# [Problem description]
All of the material should be reproduced exactly, with pictures left out.

# [Information shown]
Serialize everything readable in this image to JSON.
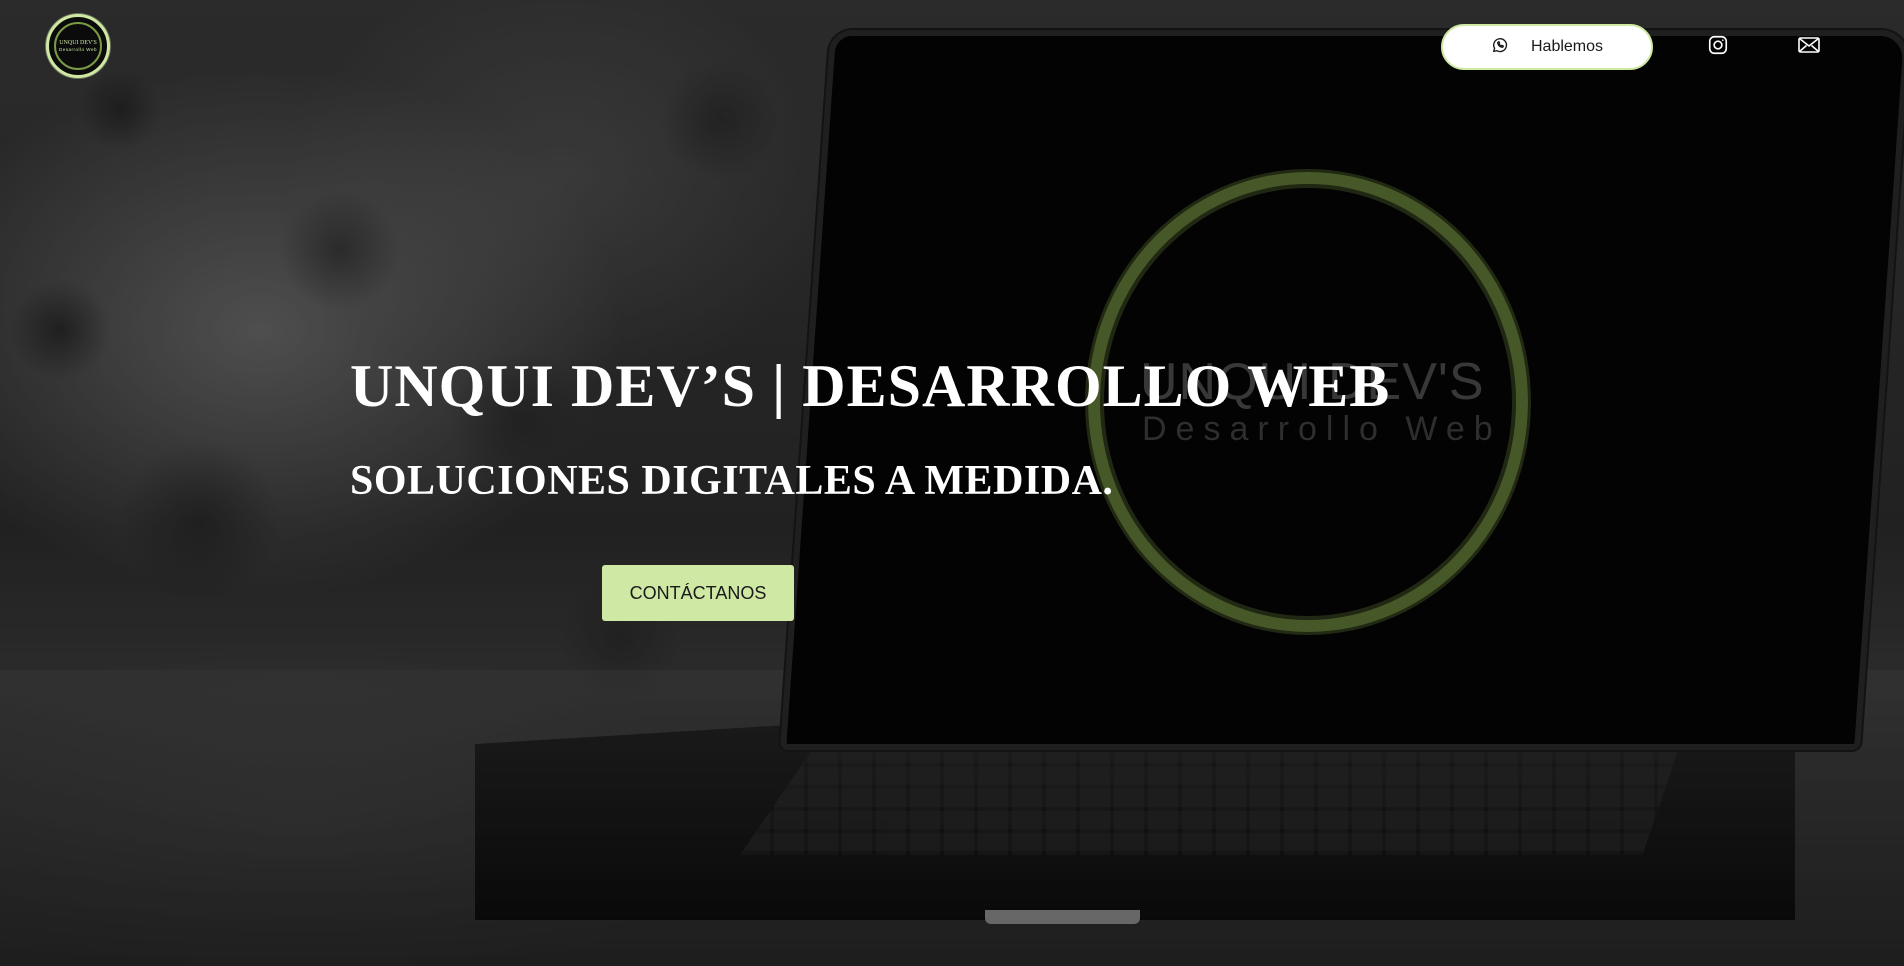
{
  "header": {
    "logo": {
      "text_line1": "UNQUI DEV'S",
      "text_line2": "Desarrollo Web"
    },
    "contact_button": {
      "label": "Hablemos",
      "icon": "whatsapp-icon"
    },
    "social_icons": [
      "instagram-icon",
      "mail-icon"
    ]
  },
  "hero": {
    "title": "UNQUI DEV’S | DESARROLLO WEB",
    "subtitle": "SOLUCIONES DIGITALES A MEDIDA.",
    "cta_label": "CONTÁCTANOS"
  },
  "background_screen": {
    "title": "UNQUI DEV'S",
    "subtitle": "Desarrollo Web"
  },
  "colors": {
    "accent": "#cfe8a3",
    "ring": "#6f8a3f",
    "text": "#ffffff"
  }
}
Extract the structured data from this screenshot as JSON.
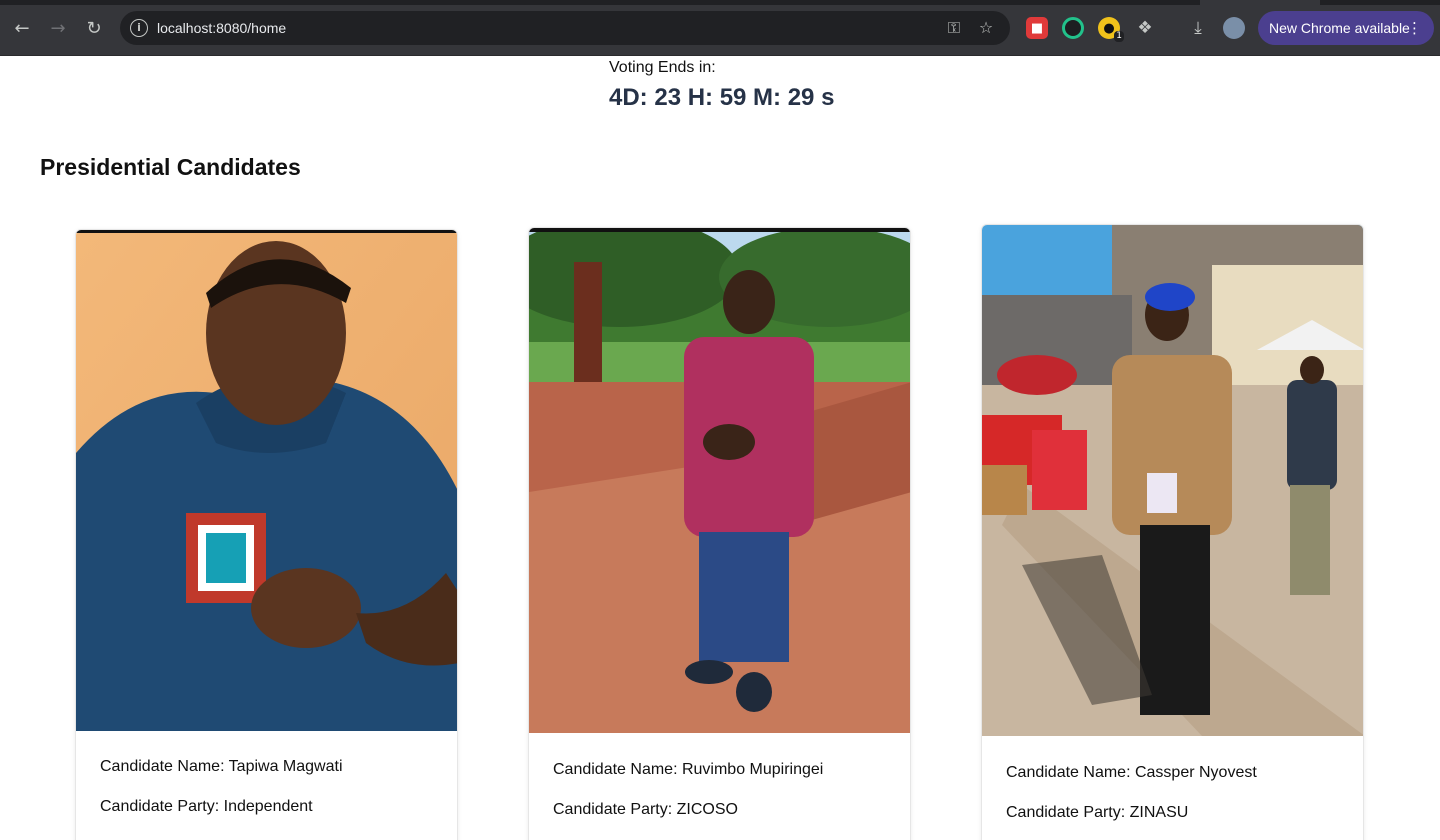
{
  "browser": {
    "url": "localhost:8080/home",
    "update_label": "New Chrome available",
    "extension_badge": "1"
  },
  "countdown": {
    "label": "Voting Ends in:",
    "value": "4D: 23 H: 59 M: 29 s"
  },
  "section_title": "Presidential Candidates",
  "candidates": [
    {
      "name_line": "Candidate Name: Tapiwa Magwati",
      "party_line": "Candidate Party: Independent"
    },
    {
      "name_line": "Candidate Name: Ruvimbo Mupiringei",
      "party_line": "Candidate Party: ZICOSO"
    },
    {
      "name_line": "Candidate Name: Cassper Nyovest",
      "party_line": "Candidate Party: ZINASU"
    }
  ],
  "colors": {
    "countdown_value": "#263247",
    "chrome_bg": "#35363a",
    "update_button": "#4b3f8f"
  }
}
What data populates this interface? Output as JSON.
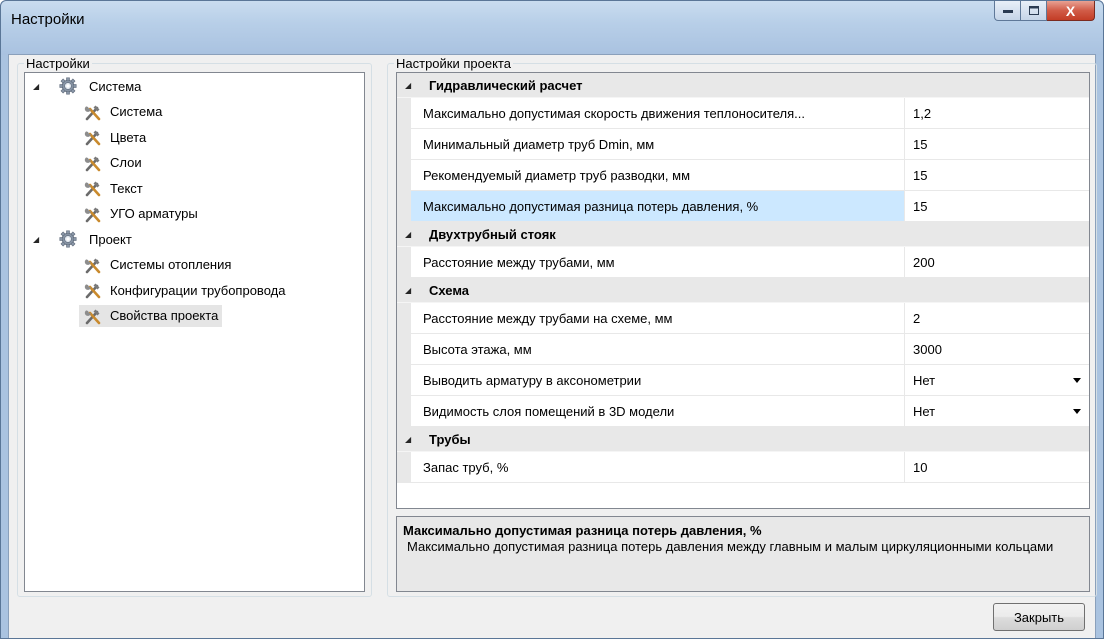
{
  "window": {
    "title": "Настройки",
    "min_glyph": "▬",
    "max_glyph": "▢",
    "close_glyph": "X"
  },
  "left_panel": {
    "title": "Настройки",
    "tree": [
      {
        "label": "Система",
        "level": 0,
        "icon": "gear-icon",
        "expanded": true
      },
      {
        "label": "Система",
        "level": 1,
        "icon": "tools-icon"
      },
      {
        "label": "Цвета",
        "level": 1,
        "icon": "tools-icon"
      },
      {
        "label": "Слои",
        "level": 1,
        "icon": "tools-icon"
      },
      {
        "label": "Текст",
        "level": 1,
        "icon": "tools-icon"
      },
      {
        "label": "УГО арматуры",
        "level": 1,
        "icon": "tools-icon"
      },
      {
        "label": "Проект",
        "level": 0,
        "icon": "gear-icon",
        "expanded": true
      },
      {
        "label": "Системы отопления",
        "level": 1,
        "icon": "tools-icon"
      },
      {
        "label": "Конфигурации трубопровода",
        "level": 1,
        "icon": "tools-icon"
      },
      {
        "label": "Свойства проекта",
        "level": 1,
        "icon": "tools-icon",
        "selected": true
      }
    ]
  },
  "right_panel": {
    "title": "Настройки проекта",
    "categories": [
      {
        "name": "Гидравлический расчет",
        "rows": [
          {
            "name": "Максимально допустимая скорость движения теплоносителя...",
            "value": "1,2"
          },
          {
            "name": "Минимальный диаметр труб Dmin, мм",
            "value": "15"
          },
          {
            "name": "Рекомендуемый диаметр труб разводки, мм",
            "value": "15"
          },
          {
            "name": "Максимально допустимая разница потерь давления, %",
            "value": "15",
            "selected": true
          }
        ]
      },
      {
        "name": "Двухтрубный стояк",
        "rows": [
          {
            "name": "Расстояние между трубами, мм",
            "value": "200"
          }
        ]
      },
      {
        "name": "Схема",
        "rows": [
          {
            "name": "Расстояние между трубами на схеме, мм",
            "value": "2"
          },
          {
            "name": "Высота этажа, мм",
            "value": "3000"
          },
          {
            "name": "Выводить арматуру в аксонометрии",
            "value": "Нет",
            "dropdown": true
          },
          {
            "name": "Видимость слоя помещений в 3D модели",
            "value": "Нет",
            "dropdown": true
          }
        ]
      },
      {
        "name": "Трубы",
        "rows": [
          {
            "name": "Запас труб, %",
            "value": "10"
          }
        ]
      }
    ],
    "description": {
      "title": "Максимально допустимая разница потерь давления, %",
      "text": "Максимально допустимая разница потерь давления между главным и малым циркуляционными кольцами"
    }
  },
  "buttons": {
    "close_label": "Закрыть"
  },
  "colors": {
    "selection_bg": "#cce8ff",
    "category_bg": "#e8e8e8"
  }
}
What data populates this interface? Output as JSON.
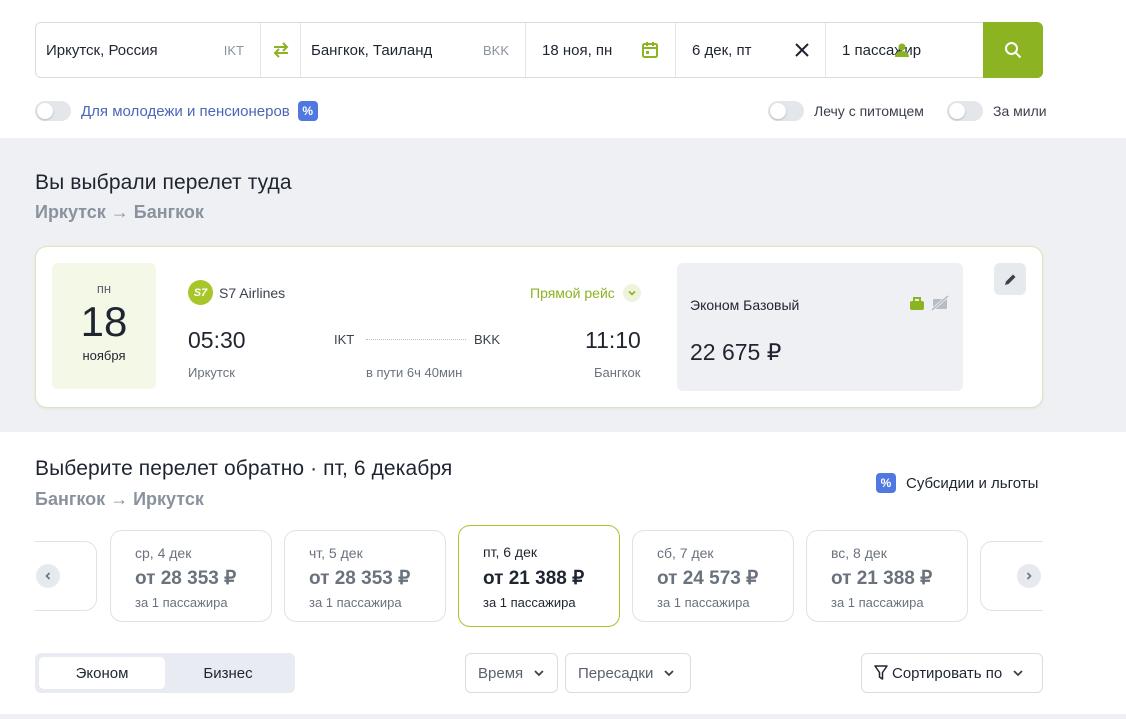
{
  "search": {
    "from_city": "Иркутск, Россия",
    "from_code": "IKT",
    "to_city": "Бангкок, Таиланд",
    "to_code": "BKK",
    "date_out": "18 ноя, пн",
    "date_back": "6 дек, пт",
    "passengers": "1 пассажир"
  },
  "options": {
    "youth": "Для молодежи и пенсионеров",
    "pet": "Лечу с питомцем",
    "miles": "За мили",
    "pct": "%"
  },
  "selected": {
    "title": "Вы выбрали перелет туда",
    "route": "Иркутск → Бангкок",
    "dow": "пн",
    "day": "18",
    "month": "ноября",
    "airline": "S7 Airlines",
    "airline_logo": "S7",
    "direct": "Прямой рейс",
    "dep_time": "05:30",
    "arr_time": "11:10",
    "dep_code": "IKT",
    "arr_code": "BKK",
    "dep_city": "Иркутск",
    "arr_city": "Бангкок",
    "duration": "в пути 6ч 40мин",
    "fare_name": "Эконом Базовый",
    "fare_price": "22 675 ₽"
  },
  "return": {
    "title": "Выберите перелет обратно · пт, 6 декабря",
    "route": "Бангкок → Иркутск",
    "subsidies": "Субсидии и льготы",
    "days": [
      {
        "date": "ср, 4 дек",
        "price": "от 28 353 ₽",
        "pax": "за 1 пассажира"
      },
      {
        "date": "чт, 5 дек",
        "price": "от 28 353 ₽",
        "pax": "за 1 пассажира"
      },
      {
        "date": "пт, 6 дек",
        "price": "от 21 388 ₽",
        "pax": "за 1 пассажира"
      },
      {
        "date": "сб, 7 дек",
        "price": "от 24 573 ₽",
        "pax": "за 1 пассажира"
      },
      {
        "date": "вс, 8 дек",
        "price": "от 21 388 ₽",
        "pax": "за 1 пассажира"
      }
    ]
  },
  "filters": {
    "tab_economy": "Эконом",
    "tab_business": "Бизнес",
    "time": "Время",
    "transfers": "Пересадки",
    "sort": "Сортировать по"
  },
  "colors": {
    "accent": "#8cb321",
    "blue": "#4f78e1"
  }
}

# [Solution to this task]
Serialize everything readable in this image to JSON.
{
  "header": {
    "logo": {
      "text_line1": "UNQUI DEV'S",
      "text_line2": "Desarrollo Web"
    },
    "contact_button": {
      "label": "Hablemos",
      "icon": "whatsapp-icon"
    },
    "social_icons": [
      "instagram-icon",
      "mail-icon"
    ]
  },
  "hero": {
    "title": "UNQUI DEV’S | DESARROLLO WEB",
    "subtitle": "SOLUCIONES DIGITALES A MEDIDA.",
    "cta_label": "CONTÁCTANOS"
  },
  "background_screen": {
    "title": "UNQUI DEV'S",
    "subtitle": "Desarrollo Web"
  },
  "colors": {
    "accent": "#cfe8a3",
    "ring": "#6f8a3f",
    "text": "#ffffff"
  }
}
Extract the structured data from this screenshot as JSON.
{
  "browser": {
    "url": "localhost:8080/home",
    "update_label": "New Chrome available",
    "extension_badge": "1"
  },
  "countdown": {
    "label": "Voting Ends in:",
    "value": "4D: 23 H: 59 M: 29 s"
  },
  "section_title": "Presidential Candidates",
  "candidates": [
    {
      "name_line": "Candidate Name: Tapiwa Magwati",
      "party_line": "Candidate Party: Independent"
    },
    {
      "name_line": "Candidate Name: Ruvimbo Mupiringei",
      "party_line": "Candidate Party: ZICOSO"
    },
    {
      "name_line": "Candidate Name: Cassper Nyovest",
      "party_line": "Candidate Party: ZINASU"
    }
  ],
  "colors": {
    "countdown_value": "#263247",
    "chrome_bg": "#35363a",
    "update_button": "#4b3f8f"
  }
}
What data populates this interface? Output as JSON.
{
  "window": {
    "title": "Настройки",
    "min_glyph": "▬",
    "max_glyph": "▢",
    "close_glyph": "X"
  },
  "left_panel": {
    "title": "Настройки",
    "tree": [
      {
        "label": "Система",
        "level": 0,
        "icon": "gear-icon",
        "expanded": true
      },
      {
        "label": "Система",
        "level": 1,
        "icon": "tools-icon"
      },
      {
        "label": "Цвета",
        "level": 1,
        "icon": "tools-icon"
      },
      {
        "label": "Слои",
        "level": 1,
        "icon": "tools-icon"
      },
      {
        "label": "Текст",
        "level": 1,
        "icon": "tools-icon"
      },
      {
        "label": "УГО арматуры",
        "level": 1,
        "icon": "tools-icon"
      },
      {
        "label": "Проект",
        "level": 0,
        "icon": "gear-icon",
        "expanded": true
      },
      {
        "label": "Системы отопления",
        "level": 1,
        "icon": "tools-icon"
      },
      {
        "label": "Конфигурации трубопровода",
        "level": 1,
        "icon": "tools-icon"
      },
      {
        "label": "Свойства проекта",
        "level": 1,
        "icon": "tools-icon",
        "selected": true
      }
    ]
  },
  "right_panel": {
    "title": "Настройки проекта",
    "categories": [
      {
        "name": "Гидравлический расчет",
        "rows": [
          {
            "name": "Максимально допустимая скорость движения теплоносителя...",
            "value": "1,2"
          },
          {
            "name": "Минимальный диаметр труб Dmin, мм",
            "value": "15"
          },
          {
            "name": "Рекомендуемый диаметр труб разводки, мм",
            "value": "15"
          },
          {
            "name": "Максимально допустимая разница потерь давления, %",
            "value": "15",
            "selected": true
          }
        ]
      },
      {
        "name": "Двухтрубный стояк",
        "rows": [
          {
            "name": "Расстояние между трубами, мм",
            "value": "200"
          }
        ]
      },
      {
        "name": "Схема",
        "rows": [
          {
            "name": "Расстояние между трубами на схеме, мм",
            "value": "2"
          },
          {
            "name": "Высота этажа, мм",
            "value": "3000"
          },
          {
            "name": "Выводить арматуру в аксонометрии",
            "value": "Нет",
            "dropdown": true
          },
          {
            "name": "Видимость слоя помещений в 3D модели",
            "value": "Нет",
            "dropdown": true
          }
        ]
      },
      {
        "name": "Трубы",
        "rows": [
          {
            "name": "Запас труб, %",
            "value": "10"
          }
        ]
      }
    ],
    "description": {
      "title": "Максимально допустимая разница потерь давления, %",
      "text": "Максимально допустимая разница потерь давления между главным и малым циркуляционными кольцами"
    }
  },
  "buttons": {
    "close_label": "Закрыть"
  },
  "colors": {
    "selection_bg": "#cce8ff",
    "category_bg": "#e8e8e8"
  }
}
What data populates this interface? Output as JSON.
{
  "search": {
    "from_city": "Иркутск, Россия",
    "from_code": "IKT",
    "to_city": "Бангкок, Таиланд",
    "to_code": "BKK",
    "date_out": "18 ноя, пн",
    "date_back": "6 дек, пт",
    "passengers": "1 пассажир"
  },
  "options": {
    "youth": "Для молодежи и пенсионеров",
    "pet": "Лечу с питомцем",
    "miles": "За мили",
    "pct": "%"
  },
  "selected": {
    "title": "Вы выбрали перелет туда",
    "route": "Иркутск → Бангкок",
    "dow": "пн",
    "day": "18",
    "month": "ноября",
    "airline": "S7 Airlines",
    "airline_logo": "S7",
    "direct": "Прямой рейс",
    "dep_time": "05:30",
    "arr_time": "11:10",
    "dep_code": "IKT",
    "arr_code": "BKK",
    "dep_city": "Иркутск",
    "arr_city": "Бангкок",
    "duration": "в пути 6ч 40мин",
    "fare_name": "Эконом Базовый",
    "fare_price": "22 675 ₽"
  },
  "return": {
    "title": "Выберите перелет обратно · пт, 6 декабря",
    "route": "Бангкок → Иркутск",
    "subsidies": "Субсидии и льготы",
    "days": [
      {
        "date": "ср, 4 дек",
        "price": "от 28 353 ₽",
        "pax": "за 1 пассажира"
      },
      {
        "date": "чт, 5 дек",
        "price": "от 28 353 ₽",
        "pax": "за 1 пассажира"
      },
      {
        "date": "пт, 6 дек",
        "price": "от 21 388 ₽",
        "pax": "за 1 пассажира"
      },
      {
        "date": "сб, 7 дек",
        "price": "от 24 573 ₽",
        "pax": "за 1 пассажира"
      },
      {
        "date": "вс, 8 дек",
        "price": "от 21 388 ₽",
        "pax": "за 1 пассажира"
      }
    ]
  },
  "filters": {
    "tab_economy": "Эконом",
    "tab_business": "Бизнес",
    "time": "Время",
    "transfers": "Пересадки",
    "sort": "Сортировать по"
  },
  "colors": {
    "accent": "#8cb321",
    "blue": "#4f78e1"
  }
}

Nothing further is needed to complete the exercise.